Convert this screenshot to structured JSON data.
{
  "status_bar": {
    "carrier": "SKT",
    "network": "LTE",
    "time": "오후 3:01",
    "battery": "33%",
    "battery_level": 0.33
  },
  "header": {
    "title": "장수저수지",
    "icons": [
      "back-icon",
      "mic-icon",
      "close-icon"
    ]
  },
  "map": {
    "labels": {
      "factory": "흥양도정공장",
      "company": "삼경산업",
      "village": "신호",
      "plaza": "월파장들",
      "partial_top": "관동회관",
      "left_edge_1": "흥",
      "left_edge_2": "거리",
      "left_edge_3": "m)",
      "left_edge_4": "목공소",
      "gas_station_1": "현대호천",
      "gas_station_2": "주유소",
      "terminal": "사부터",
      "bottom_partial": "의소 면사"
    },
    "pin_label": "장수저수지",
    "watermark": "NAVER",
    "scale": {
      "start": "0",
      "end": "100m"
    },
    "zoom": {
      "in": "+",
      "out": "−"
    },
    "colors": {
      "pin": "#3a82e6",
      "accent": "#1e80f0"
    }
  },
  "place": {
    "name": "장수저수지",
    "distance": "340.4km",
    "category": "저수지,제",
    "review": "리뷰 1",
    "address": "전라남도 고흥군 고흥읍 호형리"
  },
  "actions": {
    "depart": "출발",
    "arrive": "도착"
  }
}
______________________________
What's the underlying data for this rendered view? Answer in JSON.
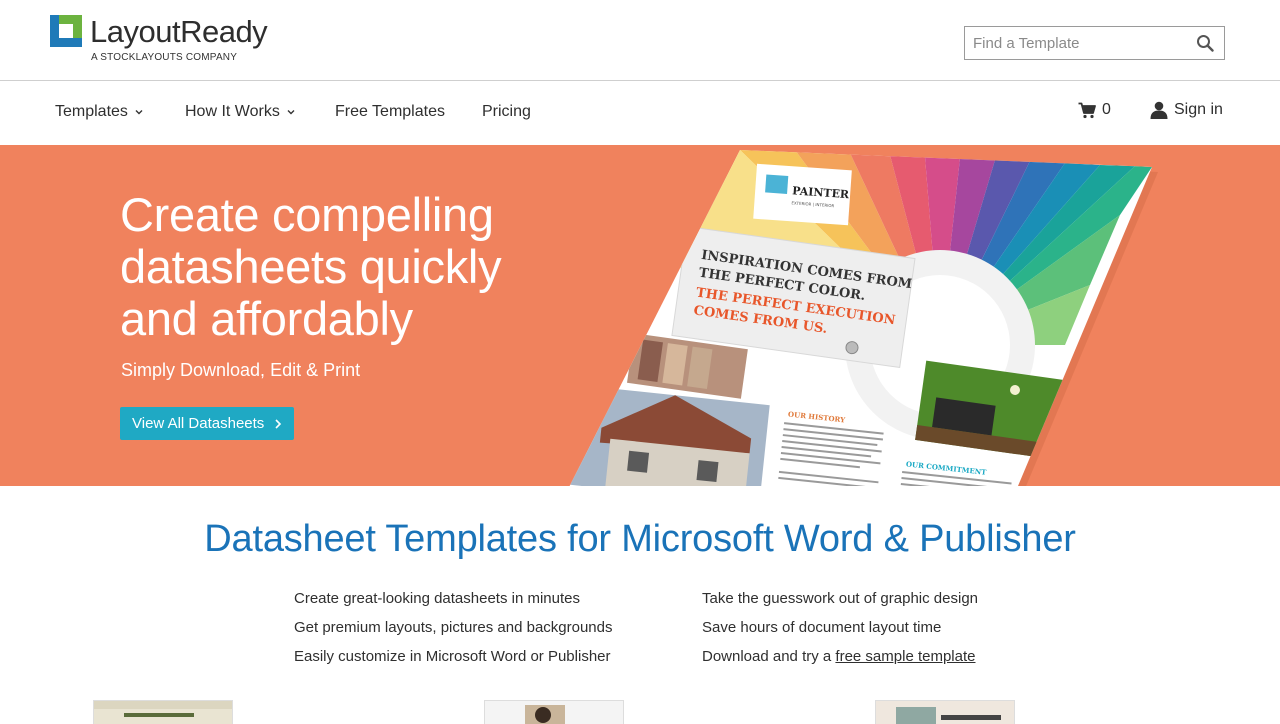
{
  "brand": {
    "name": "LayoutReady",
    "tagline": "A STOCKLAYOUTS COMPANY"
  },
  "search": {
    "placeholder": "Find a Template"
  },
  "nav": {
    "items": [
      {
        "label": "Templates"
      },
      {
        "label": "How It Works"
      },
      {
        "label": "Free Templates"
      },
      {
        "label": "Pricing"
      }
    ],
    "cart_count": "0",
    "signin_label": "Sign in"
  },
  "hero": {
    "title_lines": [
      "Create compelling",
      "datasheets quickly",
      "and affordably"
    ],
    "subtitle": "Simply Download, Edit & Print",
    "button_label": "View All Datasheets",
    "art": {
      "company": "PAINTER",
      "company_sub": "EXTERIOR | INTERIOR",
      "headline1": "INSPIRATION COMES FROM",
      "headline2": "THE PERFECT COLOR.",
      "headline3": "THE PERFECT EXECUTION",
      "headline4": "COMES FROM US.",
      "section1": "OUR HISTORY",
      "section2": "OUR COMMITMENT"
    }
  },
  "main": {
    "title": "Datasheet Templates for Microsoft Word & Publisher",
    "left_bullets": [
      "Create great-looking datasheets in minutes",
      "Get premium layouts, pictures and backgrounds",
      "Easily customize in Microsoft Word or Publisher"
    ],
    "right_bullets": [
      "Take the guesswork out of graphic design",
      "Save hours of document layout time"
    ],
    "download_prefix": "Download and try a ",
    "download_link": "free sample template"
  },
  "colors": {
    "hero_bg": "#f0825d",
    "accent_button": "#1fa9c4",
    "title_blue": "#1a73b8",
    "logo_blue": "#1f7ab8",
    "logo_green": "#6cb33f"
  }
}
______________________________
TASK BRIEF => Which lines contain "Microsoft"? Copy each of them.

OUTPUT OF THE TASK =>
    "title": "Datasheet Templates for Microsoft Word & Publisher",
      "Easily customize in Microsoft Word or Publisher"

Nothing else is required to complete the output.